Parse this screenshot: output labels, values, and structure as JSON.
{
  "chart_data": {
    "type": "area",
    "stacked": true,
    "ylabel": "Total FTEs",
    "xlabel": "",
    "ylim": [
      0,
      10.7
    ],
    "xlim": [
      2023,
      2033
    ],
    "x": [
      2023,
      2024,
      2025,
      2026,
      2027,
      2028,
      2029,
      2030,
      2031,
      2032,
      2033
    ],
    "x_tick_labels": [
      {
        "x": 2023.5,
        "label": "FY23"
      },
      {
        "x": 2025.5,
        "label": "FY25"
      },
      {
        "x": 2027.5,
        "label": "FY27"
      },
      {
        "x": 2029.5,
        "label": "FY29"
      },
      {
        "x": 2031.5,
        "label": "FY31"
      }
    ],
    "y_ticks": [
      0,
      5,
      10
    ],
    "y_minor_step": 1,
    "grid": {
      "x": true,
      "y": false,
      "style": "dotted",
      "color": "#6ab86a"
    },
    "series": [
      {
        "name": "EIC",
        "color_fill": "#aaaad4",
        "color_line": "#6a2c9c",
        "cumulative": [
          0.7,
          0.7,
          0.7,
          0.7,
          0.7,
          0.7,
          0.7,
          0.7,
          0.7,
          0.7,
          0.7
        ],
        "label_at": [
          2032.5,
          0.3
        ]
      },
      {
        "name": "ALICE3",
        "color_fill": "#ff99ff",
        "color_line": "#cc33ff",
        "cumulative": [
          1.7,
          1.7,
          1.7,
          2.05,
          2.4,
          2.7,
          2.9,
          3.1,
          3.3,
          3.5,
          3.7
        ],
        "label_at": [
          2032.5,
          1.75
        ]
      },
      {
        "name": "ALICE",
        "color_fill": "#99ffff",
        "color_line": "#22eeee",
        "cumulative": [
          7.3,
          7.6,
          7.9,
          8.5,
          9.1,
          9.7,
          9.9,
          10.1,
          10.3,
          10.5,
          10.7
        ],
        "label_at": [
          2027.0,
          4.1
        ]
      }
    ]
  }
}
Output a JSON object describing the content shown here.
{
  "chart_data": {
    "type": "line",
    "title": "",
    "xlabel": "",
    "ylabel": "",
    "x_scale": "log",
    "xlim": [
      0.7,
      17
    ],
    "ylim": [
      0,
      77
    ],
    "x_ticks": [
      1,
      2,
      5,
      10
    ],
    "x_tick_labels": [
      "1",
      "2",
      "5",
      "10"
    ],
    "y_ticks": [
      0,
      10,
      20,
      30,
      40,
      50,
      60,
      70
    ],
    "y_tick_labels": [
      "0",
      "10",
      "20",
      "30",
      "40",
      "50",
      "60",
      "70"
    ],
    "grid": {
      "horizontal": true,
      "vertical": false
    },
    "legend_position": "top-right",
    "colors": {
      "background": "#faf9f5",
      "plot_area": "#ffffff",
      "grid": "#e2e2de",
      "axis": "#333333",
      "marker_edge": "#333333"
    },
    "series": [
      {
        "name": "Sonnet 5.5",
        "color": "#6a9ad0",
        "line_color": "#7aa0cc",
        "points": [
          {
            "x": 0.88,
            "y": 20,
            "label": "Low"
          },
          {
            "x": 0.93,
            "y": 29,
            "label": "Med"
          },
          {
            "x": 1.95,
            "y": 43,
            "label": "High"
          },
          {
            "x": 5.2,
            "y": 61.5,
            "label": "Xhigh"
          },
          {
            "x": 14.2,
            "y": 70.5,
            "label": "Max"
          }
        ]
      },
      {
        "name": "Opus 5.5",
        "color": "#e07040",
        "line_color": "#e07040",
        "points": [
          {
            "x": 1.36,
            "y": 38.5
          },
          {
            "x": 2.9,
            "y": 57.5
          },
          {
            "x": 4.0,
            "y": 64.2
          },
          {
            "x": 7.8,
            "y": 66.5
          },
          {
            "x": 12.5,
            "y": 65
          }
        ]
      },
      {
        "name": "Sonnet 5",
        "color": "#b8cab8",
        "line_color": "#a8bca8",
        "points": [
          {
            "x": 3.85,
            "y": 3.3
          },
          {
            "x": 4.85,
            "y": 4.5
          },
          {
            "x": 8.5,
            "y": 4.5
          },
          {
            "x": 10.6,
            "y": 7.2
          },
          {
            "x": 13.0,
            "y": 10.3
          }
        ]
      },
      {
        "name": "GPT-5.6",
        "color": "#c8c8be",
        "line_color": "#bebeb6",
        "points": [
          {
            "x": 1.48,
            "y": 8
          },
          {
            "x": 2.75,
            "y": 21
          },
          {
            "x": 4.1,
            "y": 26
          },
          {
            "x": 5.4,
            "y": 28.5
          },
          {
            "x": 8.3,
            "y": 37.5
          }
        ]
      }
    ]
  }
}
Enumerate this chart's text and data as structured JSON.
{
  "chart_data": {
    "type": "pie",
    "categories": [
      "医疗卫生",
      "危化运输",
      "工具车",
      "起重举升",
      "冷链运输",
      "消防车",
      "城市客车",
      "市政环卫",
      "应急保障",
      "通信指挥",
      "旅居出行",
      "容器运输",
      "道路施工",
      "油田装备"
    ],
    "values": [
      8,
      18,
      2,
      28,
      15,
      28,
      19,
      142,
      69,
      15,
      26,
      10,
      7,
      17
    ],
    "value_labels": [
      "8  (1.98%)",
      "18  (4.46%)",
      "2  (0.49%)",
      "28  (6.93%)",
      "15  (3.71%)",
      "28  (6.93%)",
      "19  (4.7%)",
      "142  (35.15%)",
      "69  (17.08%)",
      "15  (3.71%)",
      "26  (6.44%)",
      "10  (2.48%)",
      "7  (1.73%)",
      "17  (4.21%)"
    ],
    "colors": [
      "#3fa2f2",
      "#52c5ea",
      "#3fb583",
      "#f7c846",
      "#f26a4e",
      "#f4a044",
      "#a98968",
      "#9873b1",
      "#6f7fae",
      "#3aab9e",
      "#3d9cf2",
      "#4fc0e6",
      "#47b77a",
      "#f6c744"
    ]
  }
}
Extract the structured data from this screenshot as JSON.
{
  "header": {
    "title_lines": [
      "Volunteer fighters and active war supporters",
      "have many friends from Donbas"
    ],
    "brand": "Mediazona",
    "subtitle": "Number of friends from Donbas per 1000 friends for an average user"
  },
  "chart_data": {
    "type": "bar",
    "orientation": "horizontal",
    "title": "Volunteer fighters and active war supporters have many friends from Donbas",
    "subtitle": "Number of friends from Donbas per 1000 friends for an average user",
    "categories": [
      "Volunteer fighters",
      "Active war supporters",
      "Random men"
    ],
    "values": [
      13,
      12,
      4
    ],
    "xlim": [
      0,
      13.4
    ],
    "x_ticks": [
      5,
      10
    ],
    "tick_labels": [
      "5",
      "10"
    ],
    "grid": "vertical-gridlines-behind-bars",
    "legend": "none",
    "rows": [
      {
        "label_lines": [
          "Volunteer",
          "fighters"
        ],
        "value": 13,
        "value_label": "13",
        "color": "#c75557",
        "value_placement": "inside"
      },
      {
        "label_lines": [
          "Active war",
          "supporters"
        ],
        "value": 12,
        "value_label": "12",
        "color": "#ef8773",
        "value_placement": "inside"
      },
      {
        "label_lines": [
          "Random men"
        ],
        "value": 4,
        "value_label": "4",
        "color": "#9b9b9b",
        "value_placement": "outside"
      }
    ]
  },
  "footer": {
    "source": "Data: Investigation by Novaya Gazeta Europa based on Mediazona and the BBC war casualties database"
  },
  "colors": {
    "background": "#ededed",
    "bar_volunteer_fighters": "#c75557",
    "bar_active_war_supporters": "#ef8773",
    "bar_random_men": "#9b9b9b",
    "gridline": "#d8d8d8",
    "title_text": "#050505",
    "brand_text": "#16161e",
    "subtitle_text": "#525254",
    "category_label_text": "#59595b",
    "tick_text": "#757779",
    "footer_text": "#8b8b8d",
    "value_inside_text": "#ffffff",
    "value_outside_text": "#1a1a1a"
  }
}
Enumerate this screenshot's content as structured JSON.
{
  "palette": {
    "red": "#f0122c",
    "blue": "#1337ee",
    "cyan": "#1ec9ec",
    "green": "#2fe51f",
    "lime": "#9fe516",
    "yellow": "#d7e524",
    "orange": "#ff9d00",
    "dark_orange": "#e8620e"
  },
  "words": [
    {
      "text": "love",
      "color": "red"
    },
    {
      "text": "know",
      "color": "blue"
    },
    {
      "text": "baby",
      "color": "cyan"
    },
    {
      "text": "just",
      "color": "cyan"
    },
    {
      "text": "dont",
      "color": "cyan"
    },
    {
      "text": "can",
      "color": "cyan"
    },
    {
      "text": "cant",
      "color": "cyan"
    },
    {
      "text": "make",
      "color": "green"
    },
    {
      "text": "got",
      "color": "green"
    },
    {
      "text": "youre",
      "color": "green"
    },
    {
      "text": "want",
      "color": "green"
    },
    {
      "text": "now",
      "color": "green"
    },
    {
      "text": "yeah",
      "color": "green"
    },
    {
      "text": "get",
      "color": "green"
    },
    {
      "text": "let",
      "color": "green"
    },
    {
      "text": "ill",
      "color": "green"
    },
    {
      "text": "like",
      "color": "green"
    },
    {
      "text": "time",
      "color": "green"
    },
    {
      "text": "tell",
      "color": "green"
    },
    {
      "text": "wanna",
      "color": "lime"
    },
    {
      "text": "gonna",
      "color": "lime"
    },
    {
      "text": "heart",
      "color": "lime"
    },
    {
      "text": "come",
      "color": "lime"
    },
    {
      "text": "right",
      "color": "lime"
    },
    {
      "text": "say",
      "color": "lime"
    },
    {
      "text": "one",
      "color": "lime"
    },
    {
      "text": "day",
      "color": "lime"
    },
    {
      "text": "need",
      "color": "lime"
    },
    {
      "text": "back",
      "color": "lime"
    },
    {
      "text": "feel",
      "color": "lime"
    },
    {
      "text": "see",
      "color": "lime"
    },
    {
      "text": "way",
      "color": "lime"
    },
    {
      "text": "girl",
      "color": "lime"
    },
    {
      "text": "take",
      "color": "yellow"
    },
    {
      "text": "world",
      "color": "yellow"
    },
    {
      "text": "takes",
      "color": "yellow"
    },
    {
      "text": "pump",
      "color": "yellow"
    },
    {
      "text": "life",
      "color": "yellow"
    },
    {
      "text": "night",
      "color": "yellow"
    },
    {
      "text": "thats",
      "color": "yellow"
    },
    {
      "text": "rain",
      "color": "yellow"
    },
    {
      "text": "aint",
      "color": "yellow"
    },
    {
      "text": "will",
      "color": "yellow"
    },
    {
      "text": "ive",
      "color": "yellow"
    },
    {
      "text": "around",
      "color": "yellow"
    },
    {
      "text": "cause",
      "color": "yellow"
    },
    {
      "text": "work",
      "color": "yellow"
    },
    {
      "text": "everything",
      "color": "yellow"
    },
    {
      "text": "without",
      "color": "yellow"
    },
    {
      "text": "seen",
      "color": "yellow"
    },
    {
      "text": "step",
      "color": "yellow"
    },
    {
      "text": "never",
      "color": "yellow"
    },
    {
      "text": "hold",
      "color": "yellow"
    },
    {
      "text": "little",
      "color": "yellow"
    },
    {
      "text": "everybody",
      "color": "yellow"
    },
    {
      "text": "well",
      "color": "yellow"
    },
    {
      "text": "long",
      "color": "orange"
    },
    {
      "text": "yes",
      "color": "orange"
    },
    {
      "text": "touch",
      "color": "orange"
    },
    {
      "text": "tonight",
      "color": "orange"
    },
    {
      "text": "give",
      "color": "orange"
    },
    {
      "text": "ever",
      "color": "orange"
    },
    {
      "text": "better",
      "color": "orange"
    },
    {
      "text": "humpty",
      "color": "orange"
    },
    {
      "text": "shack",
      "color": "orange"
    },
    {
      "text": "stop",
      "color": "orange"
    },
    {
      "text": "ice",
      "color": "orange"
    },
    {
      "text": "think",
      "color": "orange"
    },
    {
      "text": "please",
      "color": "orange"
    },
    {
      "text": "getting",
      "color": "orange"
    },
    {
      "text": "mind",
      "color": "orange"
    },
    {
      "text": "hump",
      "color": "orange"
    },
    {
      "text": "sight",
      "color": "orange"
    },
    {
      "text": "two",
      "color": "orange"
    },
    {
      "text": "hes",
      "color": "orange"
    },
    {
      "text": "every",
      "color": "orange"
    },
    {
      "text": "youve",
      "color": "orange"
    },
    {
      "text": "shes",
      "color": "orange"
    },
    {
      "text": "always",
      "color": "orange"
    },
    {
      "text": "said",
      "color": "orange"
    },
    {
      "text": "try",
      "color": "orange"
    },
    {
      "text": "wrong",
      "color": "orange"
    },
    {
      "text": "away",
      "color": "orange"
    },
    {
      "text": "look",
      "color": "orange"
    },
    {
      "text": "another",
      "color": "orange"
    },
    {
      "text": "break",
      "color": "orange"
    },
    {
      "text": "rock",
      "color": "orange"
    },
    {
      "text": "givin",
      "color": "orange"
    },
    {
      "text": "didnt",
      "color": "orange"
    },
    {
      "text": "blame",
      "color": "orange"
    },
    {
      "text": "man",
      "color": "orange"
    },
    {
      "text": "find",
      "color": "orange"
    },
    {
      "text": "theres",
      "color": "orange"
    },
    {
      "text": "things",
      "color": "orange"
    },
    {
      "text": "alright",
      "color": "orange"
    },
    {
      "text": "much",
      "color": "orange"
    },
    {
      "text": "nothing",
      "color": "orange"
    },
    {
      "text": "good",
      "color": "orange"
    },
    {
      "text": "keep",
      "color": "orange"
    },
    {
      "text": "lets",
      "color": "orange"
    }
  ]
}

• [What you are asked to do] Copy every single line of the material above that holds "this".

• [Full solution]
Parse this screenshot: output labels, values, and structure as JSON.
Enumerate this chart's text and data as structured JSON.
Extract the structured data from this screenshot as JSON.
Enumerate this screenshot's content as structured JSON.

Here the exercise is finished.